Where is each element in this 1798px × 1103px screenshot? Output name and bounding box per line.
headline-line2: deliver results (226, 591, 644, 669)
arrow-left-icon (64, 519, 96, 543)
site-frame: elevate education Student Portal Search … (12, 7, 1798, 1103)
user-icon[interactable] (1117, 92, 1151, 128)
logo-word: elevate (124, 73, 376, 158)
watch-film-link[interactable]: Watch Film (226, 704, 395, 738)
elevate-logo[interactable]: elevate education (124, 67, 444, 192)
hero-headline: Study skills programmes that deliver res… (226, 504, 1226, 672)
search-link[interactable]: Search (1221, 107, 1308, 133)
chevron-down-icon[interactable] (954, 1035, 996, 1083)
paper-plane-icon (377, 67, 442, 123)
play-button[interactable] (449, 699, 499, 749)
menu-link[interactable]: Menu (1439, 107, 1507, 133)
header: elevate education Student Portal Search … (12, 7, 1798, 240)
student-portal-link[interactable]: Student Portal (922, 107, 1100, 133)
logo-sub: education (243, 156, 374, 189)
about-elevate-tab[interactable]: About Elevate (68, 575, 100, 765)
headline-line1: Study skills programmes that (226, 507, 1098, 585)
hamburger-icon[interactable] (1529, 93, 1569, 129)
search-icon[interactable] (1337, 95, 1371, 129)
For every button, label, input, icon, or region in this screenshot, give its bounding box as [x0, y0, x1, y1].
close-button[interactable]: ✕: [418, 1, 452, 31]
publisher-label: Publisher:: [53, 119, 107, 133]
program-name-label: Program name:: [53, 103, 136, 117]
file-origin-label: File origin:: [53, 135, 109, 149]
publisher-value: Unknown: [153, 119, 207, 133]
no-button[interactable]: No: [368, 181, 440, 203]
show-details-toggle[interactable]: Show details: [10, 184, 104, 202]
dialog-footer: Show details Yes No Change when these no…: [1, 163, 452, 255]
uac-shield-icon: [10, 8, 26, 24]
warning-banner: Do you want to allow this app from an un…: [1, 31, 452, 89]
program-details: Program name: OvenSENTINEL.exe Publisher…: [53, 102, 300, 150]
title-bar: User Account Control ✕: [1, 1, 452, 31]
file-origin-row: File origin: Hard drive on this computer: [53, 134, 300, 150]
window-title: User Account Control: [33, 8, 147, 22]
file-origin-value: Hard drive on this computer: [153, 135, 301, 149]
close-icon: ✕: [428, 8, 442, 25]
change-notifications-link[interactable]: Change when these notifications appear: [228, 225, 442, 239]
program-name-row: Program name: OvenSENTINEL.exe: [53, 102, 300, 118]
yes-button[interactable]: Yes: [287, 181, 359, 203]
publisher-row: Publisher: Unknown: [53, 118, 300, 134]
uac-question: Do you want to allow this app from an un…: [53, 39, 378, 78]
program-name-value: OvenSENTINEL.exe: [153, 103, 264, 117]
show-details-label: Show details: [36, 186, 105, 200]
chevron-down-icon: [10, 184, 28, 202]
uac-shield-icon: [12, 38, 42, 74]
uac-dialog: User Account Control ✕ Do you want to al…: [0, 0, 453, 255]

Stated problem: Update the records so that each "screenshot" becomes "capture", leaving everything else as it is.

Task response:
Where is each element in this 1798px × 1103px capture? Output name and bounding box per line.
headline-line2: deliver results (226, 591, 644, 669)
arrow-left-icon (64, 519, 96, 543)
site-frame: elevate education Student Portal Search … (12, 7, 1798, 1103)
user-icon[interactable] (1117, 92, 1151, 128)
logo-word: elevate (124, 73, 376, 158)
watch-film-link[interactable]: Watch Film (226, 704, 395, 738)
elevate-logo[interactable]: elevate education (124, 67, 444, 192)
hero-headline: Study skills programmes that deliver res… (226, 504, 1226, 672)
search-link[interactable]: Search (1221, 107, 1308, 133)
chevron-down-icon[interactable] (954, 1035, 996, 1083)
paper-plane-icon (377, 67, 442, 123)
play-button[interactable] (449, 699, 499, 749)
menu-link[interactable]: Menu (1439, 107, 1507, 133)
header: elevate education Student Portal Search … (12, 7, 1798, 240)
student-portal-link[interactable]: Student Portal (922, 107, 1100, 133)
logo-sub: education (243, 156, 374, 189)
about-elevate-tab[interactable]: About Elevate (68, 575, 100, 765)
headline-line1: Study skills programmes that (226, 507, 1098, 585)
hamburger-icon[interactable] (1529, 93, 1569, 129)
search-icon[interactable] (1337, 95, 1371, 129)
For every button, label, input, icon, or region in this capture, give its bounding box as [x0, y0, x1, y1].
close-button[interactable]: ✕: [418, 1, 452, 31]
publisher-label: Publisher:: [53, 119, 107, 133]
program-name-label: Program name:: [53, 103, 136, 117]
file-origin-label: File origin:: [53, 135, 109, 149]
publisher-value: Unknown: [153, 119, 207, 133]
no-button[interactable]: No: [368, 181, 440, 203]
show-details-toggle[interactable]: Show details: [10, 184, 104, 202]
dialog-footer: Show details Yes No Change when these no…: [1, 163, 452, 255]
uac-shield-icon: [10, 8, 26, 24]
warning-banner: Do you want to allow this app from an un…: [1, 31, 452, 89]
program-details: Program name: OvenSENTINEL.exe Publisher…: [53, 102, 300, 150]
title-bar: User Account Control ✕: [1, 1, 452, 31]
file-origin-row: File origin: Hard drive on this computer: [53, 134, 300, 150]
window-title: User Account Control: [33, 8, 147, 22]
file-origin-value: Hard drive on this computer: [153, 135, 301, 149]
close-icon: ✕: [428, 8, 442, 25]
change-notifications-link[interactable]: Change when these notifications appear: [228, 225, 442, 239]
program-name-row: Program name: OvenSENTINEL.exe: [53, 102, 300, 118]
yes-button[interactable]: Yes: [287, 181, 359, 203]
publisher-row: Publisher: Unknown: [53, 118, 300, 134]
uac-question: Do you want to allow this app from an un…: [53, 39, 378, 78]
program-name-value: OvenSENTINEL.exe: [153, 103, 264, 117]
show-details-label: Show details: [36, 186, 105, 200]
chevron-down-icon: [10, 184, 28, 202]
uac-shield-icon: [12, 38, 42, 74]
uac-dialog: User Account Control ✕ Do you want to al…: [0, 0, 453, 255]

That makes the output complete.